SUPPLIED MATERIAL:
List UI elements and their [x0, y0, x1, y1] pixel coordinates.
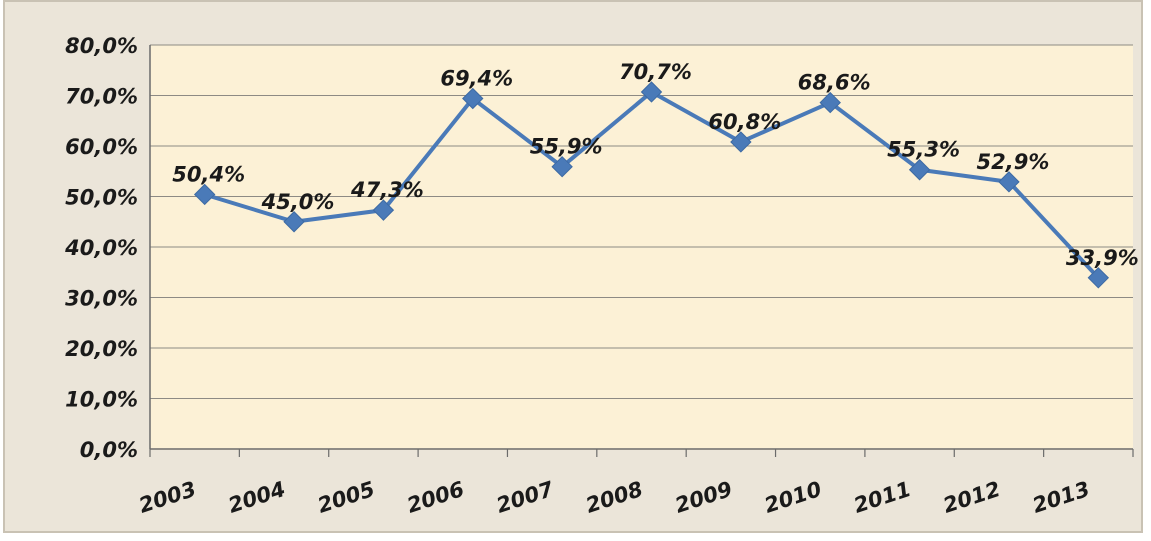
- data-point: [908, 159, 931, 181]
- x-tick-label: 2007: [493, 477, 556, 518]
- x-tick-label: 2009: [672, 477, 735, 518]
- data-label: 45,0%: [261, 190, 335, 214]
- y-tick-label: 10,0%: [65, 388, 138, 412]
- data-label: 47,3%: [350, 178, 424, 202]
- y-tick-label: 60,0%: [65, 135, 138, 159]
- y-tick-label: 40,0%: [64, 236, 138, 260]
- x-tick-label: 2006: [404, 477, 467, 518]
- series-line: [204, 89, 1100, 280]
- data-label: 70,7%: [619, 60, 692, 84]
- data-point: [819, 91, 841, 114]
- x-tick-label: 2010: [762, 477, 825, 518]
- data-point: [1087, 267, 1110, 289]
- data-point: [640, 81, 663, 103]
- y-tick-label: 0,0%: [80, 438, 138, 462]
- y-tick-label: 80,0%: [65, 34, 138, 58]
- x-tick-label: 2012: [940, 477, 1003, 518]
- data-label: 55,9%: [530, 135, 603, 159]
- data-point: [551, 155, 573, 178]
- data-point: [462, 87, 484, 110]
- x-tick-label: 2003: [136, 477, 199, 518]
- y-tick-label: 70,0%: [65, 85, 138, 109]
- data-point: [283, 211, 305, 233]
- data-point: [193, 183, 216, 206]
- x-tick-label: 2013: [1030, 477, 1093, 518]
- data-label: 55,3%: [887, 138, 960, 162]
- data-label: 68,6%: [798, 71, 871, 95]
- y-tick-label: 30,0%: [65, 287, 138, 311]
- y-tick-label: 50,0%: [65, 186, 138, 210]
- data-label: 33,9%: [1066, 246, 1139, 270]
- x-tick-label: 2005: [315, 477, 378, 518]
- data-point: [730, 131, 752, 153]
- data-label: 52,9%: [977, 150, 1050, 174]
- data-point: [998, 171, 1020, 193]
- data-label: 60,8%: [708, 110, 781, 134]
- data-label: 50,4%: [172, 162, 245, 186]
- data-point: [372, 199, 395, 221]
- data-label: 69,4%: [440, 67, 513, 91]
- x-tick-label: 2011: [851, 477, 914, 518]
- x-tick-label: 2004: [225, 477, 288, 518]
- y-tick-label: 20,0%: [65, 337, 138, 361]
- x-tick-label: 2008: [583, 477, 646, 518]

---

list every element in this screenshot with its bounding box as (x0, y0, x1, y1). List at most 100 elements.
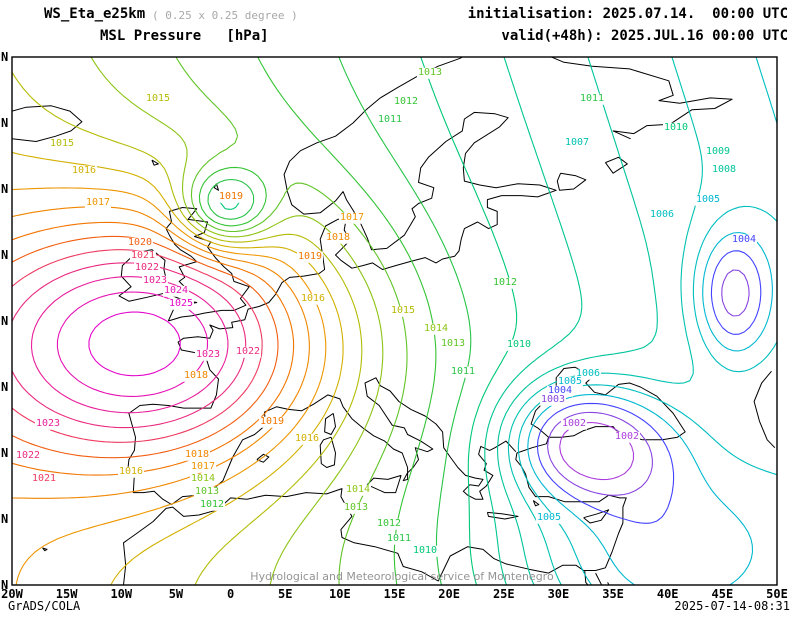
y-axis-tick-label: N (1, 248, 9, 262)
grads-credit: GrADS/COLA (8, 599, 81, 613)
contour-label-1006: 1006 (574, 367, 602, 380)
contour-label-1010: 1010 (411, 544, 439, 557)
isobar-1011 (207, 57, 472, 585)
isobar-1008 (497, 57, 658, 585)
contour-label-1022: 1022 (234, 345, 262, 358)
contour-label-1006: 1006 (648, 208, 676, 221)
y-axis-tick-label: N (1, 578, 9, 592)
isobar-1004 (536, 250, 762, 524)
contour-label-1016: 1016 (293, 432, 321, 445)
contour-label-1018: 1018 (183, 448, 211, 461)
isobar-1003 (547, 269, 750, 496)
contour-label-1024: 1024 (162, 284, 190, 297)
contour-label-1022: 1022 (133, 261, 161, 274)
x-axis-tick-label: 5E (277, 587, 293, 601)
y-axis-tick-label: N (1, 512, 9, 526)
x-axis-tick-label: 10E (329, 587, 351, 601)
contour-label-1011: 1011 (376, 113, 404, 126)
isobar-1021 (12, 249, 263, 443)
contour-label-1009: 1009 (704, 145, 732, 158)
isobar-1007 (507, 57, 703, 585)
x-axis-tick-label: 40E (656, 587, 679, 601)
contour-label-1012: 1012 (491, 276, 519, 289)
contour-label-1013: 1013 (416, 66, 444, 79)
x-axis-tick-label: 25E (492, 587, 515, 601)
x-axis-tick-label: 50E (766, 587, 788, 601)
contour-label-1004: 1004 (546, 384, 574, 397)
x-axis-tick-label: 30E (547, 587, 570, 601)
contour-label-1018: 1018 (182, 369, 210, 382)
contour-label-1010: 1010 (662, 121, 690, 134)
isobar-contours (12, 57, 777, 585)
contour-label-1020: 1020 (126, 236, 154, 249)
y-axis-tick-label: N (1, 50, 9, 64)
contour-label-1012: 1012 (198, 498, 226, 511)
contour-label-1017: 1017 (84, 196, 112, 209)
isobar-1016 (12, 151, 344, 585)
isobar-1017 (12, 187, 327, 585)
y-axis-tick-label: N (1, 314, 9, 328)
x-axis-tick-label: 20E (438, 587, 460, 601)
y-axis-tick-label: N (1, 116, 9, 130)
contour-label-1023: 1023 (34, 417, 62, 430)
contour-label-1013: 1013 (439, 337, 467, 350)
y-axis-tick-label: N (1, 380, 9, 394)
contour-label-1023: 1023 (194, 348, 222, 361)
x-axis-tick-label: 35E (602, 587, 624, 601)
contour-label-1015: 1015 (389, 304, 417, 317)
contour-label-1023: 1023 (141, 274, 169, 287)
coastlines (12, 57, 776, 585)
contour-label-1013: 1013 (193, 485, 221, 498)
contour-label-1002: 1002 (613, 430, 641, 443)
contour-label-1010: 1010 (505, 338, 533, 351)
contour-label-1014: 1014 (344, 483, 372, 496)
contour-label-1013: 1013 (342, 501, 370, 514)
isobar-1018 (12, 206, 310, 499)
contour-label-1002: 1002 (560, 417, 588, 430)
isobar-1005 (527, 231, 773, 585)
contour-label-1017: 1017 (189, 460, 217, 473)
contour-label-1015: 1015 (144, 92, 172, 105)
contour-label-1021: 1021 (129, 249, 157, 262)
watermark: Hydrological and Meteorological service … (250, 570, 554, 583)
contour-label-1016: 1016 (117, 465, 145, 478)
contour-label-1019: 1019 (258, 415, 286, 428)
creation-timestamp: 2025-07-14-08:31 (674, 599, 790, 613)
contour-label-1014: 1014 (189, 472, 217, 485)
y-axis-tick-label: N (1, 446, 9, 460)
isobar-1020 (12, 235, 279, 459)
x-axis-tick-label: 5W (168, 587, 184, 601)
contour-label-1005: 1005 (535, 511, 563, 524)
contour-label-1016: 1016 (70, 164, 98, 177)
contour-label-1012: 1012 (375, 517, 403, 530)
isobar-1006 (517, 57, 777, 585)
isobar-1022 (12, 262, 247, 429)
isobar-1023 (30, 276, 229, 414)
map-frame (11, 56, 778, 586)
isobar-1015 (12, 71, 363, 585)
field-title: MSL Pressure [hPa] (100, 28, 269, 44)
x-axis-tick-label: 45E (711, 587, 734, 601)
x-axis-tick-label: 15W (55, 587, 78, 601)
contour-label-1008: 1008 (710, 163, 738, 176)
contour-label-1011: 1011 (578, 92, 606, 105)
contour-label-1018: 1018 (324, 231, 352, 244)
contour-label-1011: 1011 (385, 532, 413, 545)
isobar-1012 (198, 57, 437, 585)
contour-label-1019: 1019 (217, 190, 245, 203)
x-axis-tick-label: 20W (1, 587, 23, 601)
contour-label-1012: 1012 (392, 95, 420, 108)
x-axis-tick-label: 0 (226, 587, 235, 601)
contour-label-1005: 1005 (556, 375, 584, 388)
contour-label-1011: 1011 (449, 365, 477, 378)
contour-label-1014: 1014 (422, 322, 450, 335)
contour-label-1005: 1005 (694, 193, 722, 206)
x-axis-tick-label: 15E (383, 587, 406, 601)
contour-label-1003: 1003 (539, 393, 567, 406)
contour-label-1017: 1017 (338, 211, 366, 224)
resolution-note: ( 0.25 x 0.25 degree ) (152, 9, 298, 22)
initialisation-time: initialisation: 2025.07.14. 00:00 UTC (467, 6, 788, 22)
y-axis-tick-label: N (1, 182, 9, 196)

EXERCISE TASK: Copy out the entries from the line with "- data-point: [908, 159, 931, 181]" to the line with "- y-tick-label: 0,0%: [80, 438, 138, 462]", keeping every character as it stands.

RESULT:
- data-point: [908, 159, 931, 181]
- x-tick-label: 2007: [493, 477, 556, 518]
- x-tick-label: 2009: [672, 477, 735, 518]
- data-label: 45,0%: [261, 190, 335, 214]
- y-tick-label: 10,0%: [65, 388, 138, 412]
- data-label: 47,3%: [350, 178, 424, 202]
- y-tick-label: 60,0%: [65, 135, 138, 159]
- y-tick-label: 40,0%: [64, 236, 138, 260]
- x-tick-label: 2006: [404, 477, 467, 518]
- series-line: [204, 89, 1100, 280]
- data-label: 70,7%: [619, 60, 692, 84]
- data-point: [819, 91, 841, 114]
- x-tick-label: 2010: [762, 477, 825, 518]
- data-point: [1087, 267, 1110, 289]
- data-point: [640, 81, 663, 103]
- y-tick-label: 0,0%: [80, 438, 138, 462]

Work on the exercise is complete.